**PASSAGE TO READ**
◆ ◆ ◆ ◆

Aside from the brief visits of Espejo, Farfan and Onate, between 1583 and 1605
the Yavapai had extremely rare contact with the Spanish or Anglo-Americans
prior to 1860.
After 1821 when the
United States - Mexican boundary was settled, Americans penetrated the
Southwest. When the Mexican-American war ended in 1848, Yavapai territory
passed to the United States.
Before the Yavapai
came under the influence of the United States troops and Indian Agents, the
aboriginal Yavapai chiefs, or headmen, were leaders of Yavapai family units and
bands. No political organization existed above the bands. This loose political
organization changed under the pressures of the arriving miners, settlers and
troops. Bands then formed which sought shelter and protection from encroaching
civilization.
Anglo-Americans
began to mine the area around Jerome and Prescott in the 1850s. Ranchers
and homesteaders settled the land and cut off the food supply for the
Yavapai.

◆ ◆ ◆ ◆

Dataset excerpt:
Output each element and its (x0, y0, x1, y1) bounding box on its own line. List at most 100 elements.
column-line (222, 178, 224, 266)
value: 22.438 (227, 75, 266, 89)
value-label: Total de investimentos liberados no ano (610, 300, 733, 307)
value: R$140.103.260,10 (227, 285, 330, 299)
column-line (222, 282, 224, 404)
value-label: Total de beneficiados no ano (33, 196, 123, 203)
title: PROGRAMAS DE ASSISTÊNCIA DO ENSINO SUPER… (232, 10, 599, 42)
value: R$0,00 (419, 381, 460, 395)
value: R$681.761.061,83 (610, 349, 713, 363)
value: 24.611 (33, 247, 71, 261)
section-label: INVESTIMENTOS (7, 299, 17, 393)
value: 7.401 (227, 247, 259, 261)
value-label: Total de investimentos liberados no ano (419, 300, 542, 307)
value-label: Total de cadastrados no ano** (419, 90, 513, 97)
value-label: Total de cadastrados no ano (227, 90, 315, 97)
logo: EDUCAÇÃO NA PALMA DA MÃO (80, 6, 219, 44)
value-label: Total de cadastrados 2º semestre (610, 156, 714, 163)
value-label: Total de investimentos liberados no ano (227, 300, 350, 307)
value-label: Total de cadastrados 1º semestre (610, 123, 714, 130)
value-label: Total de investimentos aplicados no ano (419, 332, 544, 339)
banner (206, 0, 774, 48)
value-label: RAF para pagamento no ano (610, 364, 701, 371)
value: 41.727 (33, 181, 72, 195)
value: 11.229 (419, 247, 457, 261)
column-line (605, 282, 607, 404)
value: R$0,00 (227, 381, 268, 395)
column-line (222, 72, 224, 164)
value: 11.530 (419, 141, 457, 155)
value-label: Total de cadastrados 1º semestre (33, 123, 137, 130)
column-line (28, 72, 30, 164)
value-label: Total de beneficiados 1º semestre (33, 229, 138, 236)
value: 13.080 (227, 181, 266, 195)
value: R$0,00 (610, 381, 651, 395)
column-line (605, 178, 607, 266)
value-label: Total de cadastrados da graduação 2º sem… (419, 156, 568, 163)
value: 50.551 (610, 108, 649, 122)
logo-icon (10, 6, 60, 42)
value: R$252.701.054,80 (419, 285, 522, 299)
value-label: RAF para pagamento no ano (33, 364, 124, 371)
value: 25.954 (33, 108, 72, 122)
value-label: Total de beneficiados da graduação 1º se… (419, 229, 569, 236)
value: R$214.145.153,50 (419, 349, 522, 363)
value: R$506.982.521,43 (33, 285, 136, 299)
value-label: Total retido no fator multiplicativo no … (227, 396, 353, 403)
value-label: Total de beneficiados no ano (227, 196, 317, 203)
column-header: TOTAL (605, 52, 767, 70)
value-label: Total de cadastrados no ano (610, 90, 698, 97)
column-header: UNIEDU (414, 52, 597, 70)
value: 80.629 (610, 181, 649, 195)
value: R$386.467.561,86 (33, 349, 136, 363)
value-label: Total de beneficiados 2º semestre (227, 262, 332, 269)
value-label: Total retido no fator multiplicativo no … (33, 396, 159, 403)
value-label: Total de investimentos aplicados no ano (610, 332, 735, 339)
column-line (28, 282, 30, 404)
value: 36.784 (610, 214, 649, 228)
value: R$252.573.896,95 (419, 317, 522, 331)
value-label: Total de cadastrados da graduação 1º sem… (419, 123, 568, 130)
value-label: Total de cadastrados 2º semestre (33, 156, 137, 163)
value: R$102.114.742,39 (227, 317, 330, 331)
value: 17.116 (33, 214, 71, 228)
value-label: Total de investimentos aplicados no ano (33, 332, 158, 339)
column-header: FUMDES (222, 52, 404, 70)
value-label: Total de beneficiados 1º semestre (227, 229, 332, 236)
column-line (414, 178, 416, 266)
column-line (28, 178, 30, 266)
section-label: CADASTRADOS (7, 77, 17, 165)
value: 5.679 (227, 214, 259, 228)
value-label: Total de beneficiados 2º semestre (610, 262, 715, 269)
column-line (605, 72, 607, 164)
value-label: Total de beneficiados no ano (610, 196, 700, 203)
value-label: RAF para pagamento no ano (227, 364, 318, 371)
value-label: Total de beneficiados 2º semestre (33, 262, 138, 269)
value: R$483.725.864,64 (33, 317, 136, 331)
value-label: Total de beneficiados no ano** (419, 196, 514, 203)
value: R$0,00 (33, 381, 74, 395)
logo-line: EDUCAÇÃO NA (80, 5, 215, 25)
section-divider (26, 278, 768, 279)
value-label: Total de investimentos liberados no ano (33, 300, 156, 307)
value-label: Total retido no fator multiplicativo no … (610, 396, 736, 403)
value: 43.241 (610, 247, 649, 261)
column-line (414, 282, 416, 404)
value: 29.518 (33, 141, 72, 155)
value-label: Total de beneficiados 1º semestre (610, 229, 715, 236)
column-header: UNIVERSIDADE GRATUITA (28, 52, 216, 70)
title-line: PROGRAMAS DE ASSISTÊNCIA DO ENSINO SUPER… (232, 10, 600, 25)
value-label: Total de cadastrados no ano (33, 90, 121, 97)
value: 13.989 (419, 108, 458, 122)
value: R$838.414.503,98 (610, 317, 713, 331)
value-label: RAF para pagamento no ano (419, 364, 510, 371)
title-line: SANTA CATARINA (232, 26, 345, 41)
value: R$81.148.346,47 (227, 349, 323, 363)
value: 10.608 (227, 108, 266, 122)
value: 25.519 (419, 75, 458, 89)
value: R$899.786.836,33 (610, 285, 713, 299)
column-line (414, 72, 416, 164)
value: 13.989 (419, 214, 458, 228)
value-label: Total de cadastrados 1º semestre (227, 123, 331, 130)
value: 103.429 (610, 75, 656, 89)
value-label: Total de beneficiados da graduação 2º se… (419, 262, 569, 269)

◆ ◆ ◆ ◆

**BRIEF**
Please say, based on the Yavapai history passage above, when Yavapai territory passed to the United States.

**PROBLEM SOLUTION**
Yavapai territory passed to the United States when the Mexican-American war ended in 1848.